■ What the task asks: Transcribe the material exactly. Images do not belong in the copy.

■ Records for this task:
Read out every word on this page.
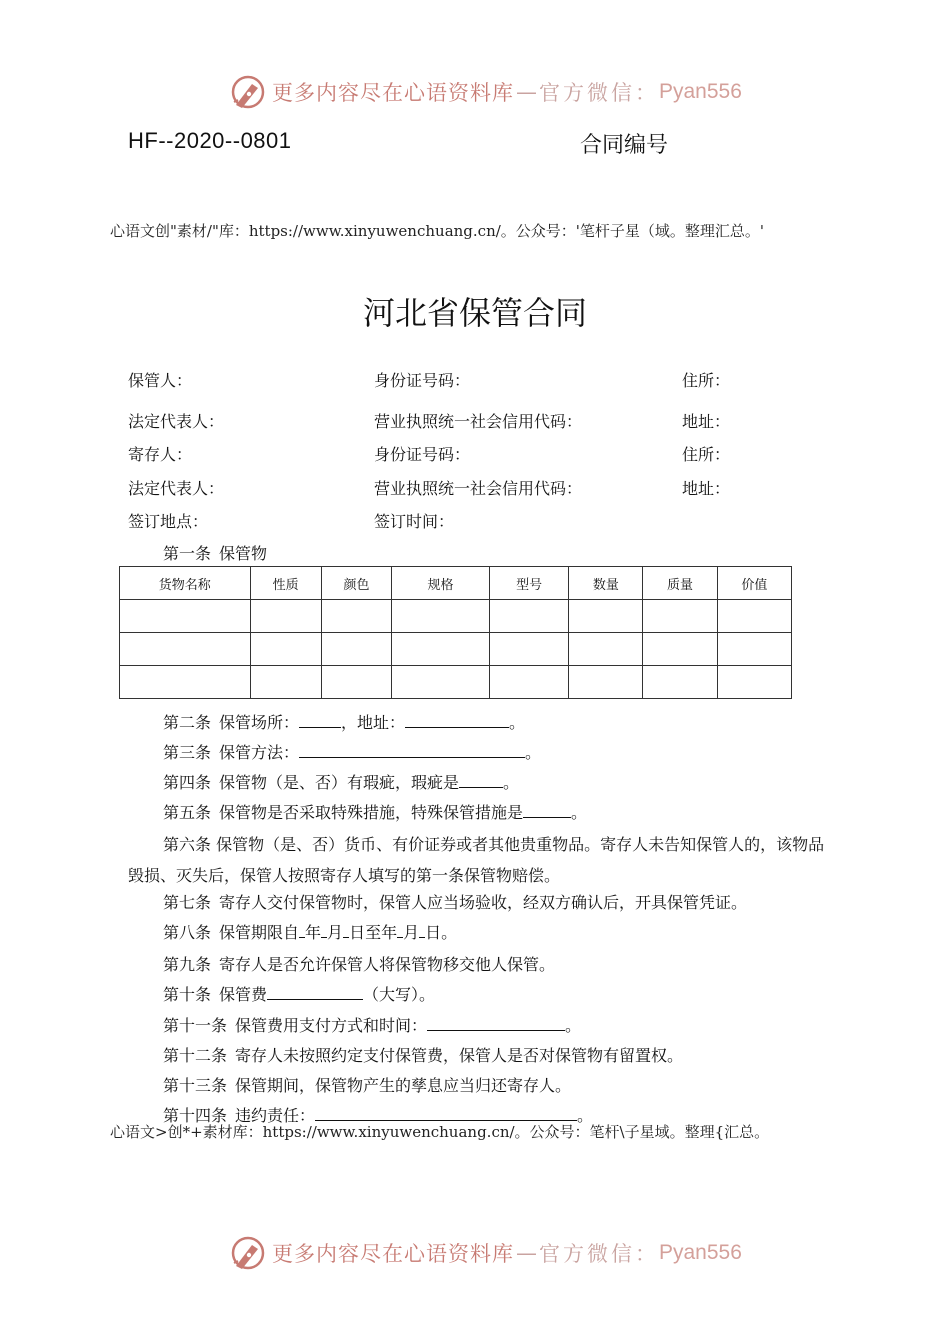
更多内容尽在心语资料库 — 官方微信： Pyan556
HF--2020--0801	合同编号
心语文创"素材/"库：https://www.xinyuwenchuang.cn/。公众号：'笔杆子星（域。整理汇总。'
河北省保管合同
保管人：	身份证号码：	住所：
法定代表人：	营业执照统一社会信用代码：	地址：
寄存人：	身份证号码：	住所：
法定代表人：	营业执照统一社会信用代码：	地址：
签订地点：	签订时间：
第一条 保管物
货物名称	性质	颜色	规格	型号	数量	质量	价值

第二条 保管场所：	，地址：	。
第三条 保管方法：	。
第四条 保管物（是、否）有瑕疵，瑕疵是	。
第五条 保管物是否采取特殊措施，特殊保管措施是	。
第六条 保管物（是、否）货币、有价证券或者其他贵重物品。寄存人未告知保管人的，该物品毁损、灭失后，保管人按照寄存人填写的第一条保管物赔偿。
第七条 寄存人交付保管物时，保管人应当场验收，经双方确认后，开具保管凭证。
第八条 保管期限自 年 月 日至年 月 日。
第九条 寄存人是否允许保管人将保管物移交他人保管。
第十条 保管费	（大写）。
第十一条 保管费用支付方式和时间：	。
第十二条 寄存人未按照约定支付保管费，保管人是否对保管物有留置权。
第十三条 保管期间，保管物产生的孳息应当归还寄存人。
第十四条 违约责任：	。
心语文>创*+素材库：https://www.xinyuwenchuang.cn/。公众号：笔杆\子星域。整理{汇总。
更多内容尽在心语资料库 — 官方微信： Pyan556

■ Response to the exercise:
Read out every word on this page.
更多内容尽在心语资料库 — 官方微信： Pyan556
HF--2020--0801	合同编号
心语文创"素材/"库：https://www.xinyuwenchuang.cn/。公众号：'笔杆子星（域。整理汇总。'
河北省保管合同
保管人：	身份证号码：	住所：
法定代表人：	营业执照统一社会信用代码：	地址：
寄存人：	身份证号码：	住所：
法定代表人：	营业执照统一社会信用代码：	地址：
签订地点：	签订时间：
第一条 保管物
货物名称	性质	颜色	规格	型号	数量	质量	价值

第二条 保管场所：	，地址：	。
第三条 保管方法：	。
第四条 保管物（是、否）有瑕疵，瑕疵是	。
第五条 保管物是否采取特殊措施，特殊保管措施是	。
第六条 保管物（是、否）货币、有价证券或者其他贵重物品。寄存人未告知保管人的，该物品毁损、灭失后，保管人按照寄存人填写的第一条保管物赔偿。
第七条 寄存人交付保管物时，保管人应当场验收，经双方确认后，开具保管凭证。
第八条 保管期限自 年 月 日至年 月 日。
第九条 寄存人是否允许保管人将保管物移交他人保管。
第十条 保管费	（大写）。
第十一条 保管费用支付方式和时间：	。
第十二条 寄存人未按照约定支付保管费，保管人是否对保管物有留置权。
第十三条 保管期间，保管物产生的孳息应当归还寄存人。
第十四条 违约责任：	。
心语文>创*+素材库：https://www.xinyuwenchuang.cn/。公众号：笔杆\子星域。整理{汇总。
更多内容尽在心语资料库 — 官方微信： Pyan556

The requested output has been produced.